(Items listed in a dataset)
begin

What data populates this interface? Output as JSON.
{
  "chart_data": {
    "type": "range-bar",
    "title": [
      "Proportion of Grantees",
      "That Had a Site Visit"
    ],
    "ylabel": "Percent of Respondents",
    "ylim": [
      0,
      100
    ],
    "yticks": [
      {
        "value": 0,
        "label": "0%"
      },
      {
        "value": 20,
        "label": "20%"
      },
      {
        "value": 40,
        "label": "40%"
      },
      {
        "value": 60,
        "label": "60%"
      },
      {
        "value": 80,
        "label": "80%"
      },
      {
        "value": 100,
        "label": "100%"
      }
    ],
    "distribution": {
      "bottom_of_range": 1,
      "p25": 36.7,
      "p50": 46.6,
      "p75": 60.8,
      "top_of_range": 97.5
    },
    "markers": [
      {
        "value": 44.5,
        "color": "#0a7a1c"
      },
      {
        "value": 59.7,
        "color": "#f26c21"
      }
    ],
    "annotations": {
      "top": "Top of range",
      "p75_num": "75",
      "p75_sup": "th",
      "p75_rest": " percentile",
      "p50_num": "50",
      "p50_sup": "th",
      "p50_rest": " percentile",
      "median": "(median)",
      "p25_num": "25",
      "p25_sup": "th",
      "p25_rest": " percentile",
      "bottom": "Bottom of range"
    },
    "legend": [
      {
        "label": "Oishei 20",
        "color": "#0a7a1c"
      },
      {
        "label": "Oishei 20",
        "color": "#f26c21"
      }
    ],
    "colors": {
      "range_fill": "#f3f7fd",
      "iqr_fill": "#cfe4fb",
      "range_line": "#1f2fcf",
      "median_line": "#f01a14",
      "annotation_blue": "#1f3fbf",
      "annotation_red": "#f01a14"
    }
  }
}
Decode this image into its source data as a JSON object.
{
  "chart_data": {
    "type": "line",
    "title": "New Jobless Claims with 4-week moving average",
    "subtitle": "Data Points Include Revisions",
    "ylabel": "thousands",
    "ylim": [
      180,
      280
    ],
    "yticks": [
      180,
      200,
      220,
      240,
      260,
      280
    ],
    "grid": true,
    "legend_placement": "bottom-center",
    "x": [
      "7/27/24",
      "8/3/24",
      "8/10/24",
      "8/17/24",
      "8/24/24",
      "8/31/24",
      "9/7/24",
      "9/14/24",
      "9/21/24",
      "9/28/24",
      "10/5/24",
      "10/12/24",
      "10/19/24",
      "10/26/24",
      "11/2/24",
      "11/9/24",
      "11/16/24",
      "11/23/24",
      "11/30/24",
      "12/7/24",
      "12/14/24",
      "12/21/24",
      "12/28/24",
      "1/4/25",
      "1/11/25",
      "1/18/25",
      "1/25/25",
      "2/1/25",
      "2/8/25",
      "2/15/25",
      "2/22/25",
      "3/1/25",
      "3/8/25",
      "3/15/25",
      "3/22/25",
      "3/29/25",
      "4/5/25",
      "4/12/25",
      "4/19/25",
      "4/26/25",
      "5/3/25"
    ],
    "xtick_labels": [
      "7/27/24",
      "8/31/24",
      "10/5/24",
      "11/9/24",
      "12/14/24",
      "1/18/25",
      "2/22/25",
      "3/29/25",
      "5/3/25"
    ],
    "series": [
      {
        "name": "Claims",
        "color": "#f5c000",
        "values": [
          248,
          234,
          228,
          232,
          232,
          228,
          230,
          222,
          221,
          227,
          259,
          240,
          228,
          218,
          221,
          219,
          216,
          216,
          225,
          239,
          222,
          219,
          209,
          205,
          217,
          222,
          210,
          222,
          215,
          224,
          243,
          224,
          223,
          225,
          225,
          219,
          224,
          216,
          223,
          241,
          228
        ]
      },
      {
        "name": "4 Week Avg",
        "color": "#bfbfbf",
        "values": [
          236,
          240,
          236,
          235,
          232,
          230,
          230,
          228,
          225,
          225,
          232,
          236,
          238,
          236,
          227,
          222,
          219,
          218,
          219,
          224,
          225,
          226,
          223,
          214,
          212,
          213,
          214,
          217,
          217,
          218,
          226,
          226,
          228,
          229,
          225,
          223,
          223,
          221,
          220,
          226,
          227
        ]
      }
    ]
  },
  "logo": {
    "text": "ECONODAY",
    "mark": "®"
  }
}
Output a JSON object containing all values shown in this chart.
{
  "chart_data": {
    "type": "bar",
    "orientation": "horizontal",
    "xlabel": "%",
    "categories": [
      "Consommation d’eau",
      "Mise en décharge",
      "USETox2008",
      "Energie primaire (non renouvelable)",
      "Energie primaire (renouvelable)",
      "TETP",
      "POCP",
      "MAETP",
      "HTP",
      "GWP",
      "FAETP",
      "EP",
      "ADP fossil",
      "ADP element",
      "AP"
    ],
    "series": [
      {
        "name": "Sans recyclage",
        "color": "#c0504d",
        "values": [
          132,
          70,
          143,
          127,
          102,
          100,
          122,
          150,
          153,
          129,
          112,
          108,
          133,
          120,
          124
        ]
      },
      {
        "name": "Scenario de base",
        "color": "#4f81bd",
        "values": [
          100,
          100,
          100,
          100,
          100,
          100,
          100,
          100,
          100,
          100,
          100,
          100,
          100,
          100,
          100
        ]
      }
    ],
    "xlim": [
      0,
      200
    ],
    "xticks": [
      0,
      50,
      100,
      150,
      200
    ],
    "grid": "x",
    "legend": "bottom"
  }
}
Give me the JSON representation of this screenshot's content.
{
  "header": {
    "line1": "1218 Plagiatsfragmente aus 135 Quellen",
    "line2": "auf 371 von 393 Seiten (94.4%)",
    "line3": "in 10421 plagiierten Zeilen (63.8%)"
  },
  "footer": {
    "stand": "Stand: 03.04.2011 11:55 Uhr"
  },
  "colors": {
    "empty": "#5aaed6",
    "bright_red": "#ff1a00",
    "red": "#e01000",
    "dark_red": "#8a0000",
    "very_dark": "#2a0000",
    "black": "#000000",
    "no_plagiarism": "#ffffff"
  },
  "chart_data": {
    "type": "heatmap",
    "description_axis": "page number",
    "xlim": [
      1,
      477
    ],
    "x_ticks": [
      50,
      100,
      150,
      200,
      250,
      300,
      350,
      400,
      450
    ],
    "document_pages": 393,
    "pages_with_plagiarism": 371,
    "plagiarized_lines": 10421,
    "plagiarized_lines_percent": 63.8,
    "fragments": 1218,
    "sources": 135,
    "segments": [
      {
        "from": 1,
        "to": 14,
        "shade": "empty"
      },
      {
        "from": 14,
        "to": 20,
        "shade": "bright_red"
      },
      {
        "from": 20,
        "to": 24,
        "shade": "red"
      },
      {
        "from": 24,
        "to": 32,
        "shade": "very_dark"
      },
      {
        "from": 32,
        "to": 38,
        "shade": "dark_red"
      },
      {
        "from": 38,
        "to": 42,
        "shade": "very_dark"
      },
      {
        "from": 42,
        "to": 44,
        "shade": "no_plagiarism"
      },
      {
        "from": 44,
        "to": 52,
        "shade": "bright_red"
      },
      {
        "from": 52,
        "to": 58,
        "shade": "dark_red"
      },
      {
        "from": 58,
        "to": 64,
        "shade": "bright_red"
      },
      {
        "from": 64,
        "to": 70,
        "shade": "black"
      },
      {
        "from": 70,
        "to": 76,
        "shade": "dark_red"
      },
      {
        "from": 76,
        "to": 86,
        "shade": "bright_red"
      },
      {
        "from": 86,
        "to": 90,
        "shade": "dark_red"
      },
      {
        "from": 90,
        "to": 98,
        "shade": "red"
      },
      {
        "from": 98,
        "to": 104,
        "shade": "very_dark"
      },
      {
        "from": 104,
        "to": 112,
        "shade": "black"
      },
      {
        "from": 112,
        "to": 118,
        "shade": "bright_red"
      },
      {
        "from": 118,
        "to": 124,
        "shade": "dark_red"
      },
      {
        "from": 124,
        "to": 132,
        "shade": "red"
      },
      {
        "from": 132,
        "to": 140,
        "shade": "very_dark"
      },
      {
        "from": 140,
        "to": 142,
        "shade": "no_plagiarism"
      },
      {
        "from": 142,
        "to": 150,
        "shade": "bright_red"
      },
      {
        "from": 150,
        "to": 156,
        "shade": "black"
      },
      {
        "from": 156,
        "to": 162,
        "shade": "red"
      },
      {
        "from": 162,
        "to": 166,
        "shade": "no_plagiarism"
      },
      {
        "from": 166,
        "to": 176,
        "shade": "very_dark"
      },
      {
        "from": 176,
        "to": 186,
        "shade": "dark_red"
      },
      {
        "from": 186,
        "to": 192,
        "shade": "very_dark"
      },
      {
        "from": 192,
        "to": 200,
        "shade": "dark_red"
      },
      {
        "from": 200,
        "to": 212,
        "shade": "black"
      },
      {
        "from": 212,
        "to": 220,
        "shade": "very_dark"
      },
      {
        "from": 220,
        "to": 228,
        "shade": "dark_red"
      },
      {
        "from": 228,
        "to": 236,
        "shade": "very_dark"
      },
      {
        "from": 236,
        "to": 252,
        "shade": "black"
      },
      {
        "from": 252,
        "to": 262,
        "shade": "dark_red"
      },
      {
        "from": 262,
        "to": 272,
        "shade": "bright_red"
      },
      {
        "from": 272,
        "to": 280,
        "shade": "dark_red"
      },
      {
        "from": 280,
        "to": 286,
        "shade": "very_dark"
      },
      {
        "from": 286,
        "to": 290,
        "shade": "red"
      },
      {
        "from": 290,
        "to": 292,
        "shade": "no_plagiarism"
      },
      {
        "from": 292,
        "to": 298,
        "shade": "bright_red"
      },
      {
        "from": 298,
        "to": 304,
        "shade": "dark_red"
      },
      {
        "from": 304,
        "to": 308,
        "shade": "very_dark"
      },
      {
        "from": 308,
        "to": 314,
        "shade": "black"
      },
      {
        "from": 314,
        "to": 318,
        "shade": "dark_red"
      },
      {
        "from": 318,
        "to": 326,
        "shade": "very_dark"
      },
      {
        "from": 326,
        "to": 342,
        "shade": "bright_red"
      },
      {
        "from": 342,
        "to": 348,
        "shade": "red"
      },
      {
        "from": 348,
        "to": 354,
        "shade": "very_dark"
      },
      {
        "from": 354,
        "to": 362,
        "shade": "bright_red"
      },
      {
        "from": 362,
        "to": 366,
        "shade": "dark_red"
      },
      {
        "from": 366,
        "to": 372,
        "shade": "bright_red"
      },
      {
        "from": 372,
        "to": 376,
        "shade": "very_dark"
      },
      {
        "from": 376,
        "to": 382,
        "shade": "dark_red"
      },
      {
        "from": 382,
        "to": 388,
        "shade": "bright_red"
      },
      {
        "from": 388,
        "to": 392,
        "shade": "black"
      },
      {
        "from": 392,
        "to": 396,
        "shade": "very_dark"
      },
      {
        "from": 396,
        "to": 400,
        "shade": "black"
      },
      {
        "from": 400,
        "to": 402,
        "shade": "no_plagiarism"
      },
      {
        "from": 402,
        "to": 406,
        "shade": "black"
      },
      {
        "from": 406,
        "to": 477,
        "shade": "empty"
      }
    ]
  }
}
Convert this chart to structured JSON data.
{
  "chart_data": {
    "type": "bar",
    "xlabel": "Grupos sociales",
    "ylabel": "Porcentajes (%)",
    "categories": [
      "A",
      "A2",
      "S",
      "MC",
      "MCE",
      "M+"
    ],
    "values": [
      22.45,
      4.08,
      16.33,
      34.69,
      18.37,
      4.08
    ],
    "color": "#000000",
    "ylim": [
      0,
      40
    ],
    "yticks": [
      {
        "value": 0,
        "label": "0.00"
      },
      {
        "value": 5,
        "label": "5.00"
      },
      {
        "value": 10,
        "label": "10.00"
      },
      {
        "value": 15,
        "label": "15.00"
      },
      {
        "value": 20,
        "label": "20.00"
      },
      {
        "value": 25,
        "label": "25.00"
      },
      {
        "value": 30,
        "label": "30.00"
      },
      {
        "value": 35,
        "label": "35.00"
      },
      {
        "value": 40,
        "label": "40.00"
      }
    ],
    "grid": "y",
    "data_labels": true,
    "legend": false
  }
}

end

▶ THE REQUEST: Search the entries for the word "Claims" and copy every line that has it.

▶ EXERCISE RESULT:
    "title": "New Jobless Claims with 4-week moving average",
        "name": "Claims",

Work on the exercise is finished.